» **What you are asked to do**:
Show only lines that include "annotation".

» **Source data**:
************

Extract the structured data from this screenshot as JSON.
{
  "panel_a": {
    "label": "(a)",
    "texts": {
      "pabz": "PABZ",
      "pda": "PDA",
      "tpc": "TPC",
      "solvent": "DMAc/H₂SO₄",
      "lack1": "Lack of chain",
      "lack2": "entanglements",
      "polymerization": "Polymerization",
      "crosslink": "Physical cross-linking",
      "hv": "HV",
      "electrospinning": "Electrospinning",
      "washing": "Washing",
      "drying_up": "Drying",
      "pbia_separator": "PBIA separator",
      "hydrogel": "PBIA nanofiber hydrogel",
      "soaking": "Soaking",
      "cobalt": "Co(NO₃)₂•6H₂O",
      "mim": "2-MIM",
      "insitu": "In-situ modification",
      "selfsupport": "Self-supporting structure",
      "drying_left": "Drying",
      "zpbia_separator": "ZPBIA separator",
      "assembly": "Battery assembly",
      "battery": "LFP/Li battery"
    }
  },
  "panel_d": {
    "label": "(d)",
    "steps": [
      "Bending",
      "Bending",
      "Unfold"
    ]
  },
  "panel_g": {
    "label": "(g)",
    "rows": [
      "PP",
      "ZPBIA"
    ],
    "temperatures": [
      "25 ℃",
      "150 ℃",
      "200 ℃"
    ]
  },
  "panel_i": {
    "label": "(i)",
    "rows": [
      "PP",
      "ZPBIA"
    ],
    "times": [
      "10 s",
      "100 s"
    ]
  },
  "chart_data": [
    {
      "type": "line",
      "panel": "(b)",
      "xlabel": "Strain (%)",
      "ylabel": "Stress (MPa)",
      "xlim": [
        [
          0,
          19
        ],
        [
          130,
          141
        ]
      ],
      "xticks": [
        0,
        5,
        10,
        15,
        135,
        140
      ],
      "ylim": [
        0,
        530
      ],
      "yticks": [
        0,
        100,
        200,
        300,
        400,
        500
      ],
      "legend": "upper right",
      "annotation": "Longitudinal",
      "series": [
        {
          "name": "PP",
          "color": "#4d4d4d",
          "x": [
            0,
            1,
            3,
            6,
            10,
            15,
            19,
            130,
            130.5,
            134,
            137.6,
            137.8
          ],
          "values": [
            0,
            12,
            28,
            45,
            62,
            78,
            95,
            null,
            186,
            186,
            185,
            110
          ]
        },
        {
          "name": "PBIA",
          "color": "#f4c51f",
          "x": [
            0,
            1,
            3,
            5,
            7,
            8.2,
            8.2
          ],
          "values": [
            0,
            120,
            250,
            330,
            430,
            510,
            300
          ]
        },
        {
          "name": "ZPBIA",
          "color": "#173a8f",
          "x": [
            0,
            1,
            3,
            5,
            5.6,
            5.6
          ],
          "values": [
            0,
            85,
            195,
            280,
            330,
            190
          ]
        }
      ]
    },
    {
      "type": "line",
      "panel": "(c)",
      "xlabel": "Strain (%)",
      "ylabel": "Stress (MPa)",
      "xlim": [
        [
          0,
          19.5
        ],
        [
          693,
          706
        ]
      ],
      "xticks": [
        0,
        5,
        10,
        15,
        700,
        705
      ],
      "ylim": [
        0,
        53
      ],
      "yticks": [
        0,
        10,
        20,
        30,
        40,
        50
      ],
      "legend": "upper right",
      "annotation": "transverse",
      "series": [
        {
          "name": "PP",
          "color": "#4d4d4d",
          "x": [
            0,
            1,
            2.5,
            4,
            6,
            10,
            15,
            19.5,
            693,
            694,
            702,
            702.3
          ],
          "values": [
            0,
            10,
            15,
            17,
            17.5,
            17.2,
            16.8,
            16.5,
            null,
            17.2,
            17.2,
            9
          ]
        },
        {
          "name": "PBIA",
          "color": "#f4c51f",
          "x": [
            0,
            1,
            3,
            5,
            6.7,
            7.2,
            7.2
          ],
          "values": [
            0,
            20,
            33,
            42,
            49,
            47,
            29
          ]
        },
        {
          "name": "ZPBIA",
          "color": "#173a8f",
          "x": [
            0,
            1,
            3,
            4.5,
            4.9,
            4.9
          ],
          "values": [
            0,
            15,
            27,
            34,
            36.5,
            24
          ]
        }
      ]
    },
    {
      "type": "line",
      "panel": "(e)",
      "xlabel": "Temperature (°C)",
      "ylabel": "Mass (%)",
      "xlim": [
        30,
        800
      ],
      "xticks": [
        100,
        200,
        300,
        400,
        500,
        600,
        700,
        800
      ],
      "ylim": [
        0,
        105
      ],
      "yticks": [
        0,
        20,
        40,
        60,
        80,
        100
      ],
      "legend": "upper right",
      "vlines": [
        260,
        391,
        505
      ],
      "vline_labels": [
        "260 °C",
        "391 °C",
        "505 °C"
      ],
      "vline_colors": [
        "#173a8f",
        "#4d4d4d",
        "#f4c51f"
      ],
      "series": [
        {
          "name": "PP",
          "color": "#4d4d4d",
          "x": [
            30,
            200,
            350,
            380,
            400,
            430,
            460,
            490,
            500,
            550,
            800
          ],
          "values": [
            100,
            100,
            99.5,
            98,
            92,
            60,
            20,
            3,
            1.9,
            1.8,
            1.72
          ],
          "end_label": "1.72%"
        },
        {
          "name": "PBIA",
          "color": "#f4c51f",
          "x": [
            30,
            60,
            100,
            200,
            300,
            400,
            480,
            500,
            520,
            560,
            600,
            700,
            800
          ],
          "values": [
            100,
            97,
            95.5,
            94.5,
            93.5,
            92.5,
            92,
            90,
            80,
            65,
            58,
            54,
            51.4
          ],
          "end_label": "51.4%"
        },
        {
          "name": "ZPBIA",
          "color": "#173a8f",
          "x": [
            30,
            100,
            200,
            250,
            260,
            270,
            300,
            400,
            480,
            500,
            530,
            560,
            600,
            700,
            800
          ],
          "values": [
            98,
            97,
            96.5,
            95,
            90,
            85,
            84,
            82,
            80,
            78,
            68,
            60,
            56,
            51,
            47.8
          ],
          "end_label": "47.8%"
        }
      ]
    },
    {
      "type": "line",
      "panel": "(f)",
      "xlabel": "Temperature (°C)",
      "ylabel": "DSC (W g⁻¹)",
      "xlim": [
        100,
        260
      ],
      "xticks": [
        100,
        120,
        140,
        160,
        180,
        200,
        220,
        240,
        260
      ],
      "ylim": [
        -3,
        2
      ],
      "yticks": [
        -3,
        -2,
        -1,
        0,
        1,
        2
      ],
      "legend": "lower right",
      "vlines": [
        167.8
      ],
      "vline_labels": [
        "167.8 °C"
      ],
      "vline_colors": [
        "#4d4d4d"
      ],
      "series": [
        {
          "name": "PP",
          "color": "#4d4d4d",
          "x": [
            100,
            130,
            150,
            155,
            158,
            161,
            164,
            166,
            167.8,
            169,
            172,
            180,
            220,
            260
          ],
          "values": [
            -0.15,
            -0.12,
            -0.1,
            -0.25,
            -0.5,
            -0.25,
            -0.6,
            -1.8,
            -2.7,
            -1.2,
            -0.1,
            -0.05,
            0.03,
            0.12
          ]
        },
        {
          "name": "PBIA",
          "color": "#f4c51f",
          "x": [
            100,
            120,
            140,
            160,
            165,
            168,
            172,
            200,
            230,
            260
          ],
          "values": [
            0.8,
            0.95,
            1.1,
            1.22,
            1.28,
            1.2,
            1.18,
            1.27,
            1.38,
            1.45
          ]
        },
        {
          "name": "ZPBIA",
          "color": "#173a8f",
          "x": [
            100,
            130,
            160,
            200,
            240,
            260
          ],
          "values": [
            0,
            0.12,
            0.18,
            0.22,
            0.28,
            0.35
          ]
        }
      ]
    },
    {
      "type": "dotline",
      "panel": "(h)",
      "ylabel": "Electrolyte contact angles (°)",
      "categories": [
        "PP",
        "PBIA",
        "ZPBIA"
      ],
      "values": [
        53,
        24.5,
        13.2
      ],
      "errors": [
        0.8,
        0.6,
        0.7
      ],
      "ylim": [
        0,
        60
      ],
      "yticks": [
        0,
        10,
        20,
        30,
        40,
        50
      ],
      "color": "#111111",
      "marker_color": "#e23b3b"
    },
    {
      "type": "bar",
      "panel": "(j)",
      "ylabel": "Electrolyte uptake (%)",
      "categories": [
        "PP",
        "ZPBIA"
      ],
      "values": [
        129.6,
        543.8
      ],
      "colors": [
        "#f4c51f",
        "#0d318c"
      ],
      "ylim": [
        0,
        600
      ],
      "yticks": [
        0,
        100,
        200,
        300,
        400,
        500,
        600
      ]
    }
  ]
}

************

» **Completed exercise**:
      "annotation": "Longitudinal",
      "annotation": "transverse",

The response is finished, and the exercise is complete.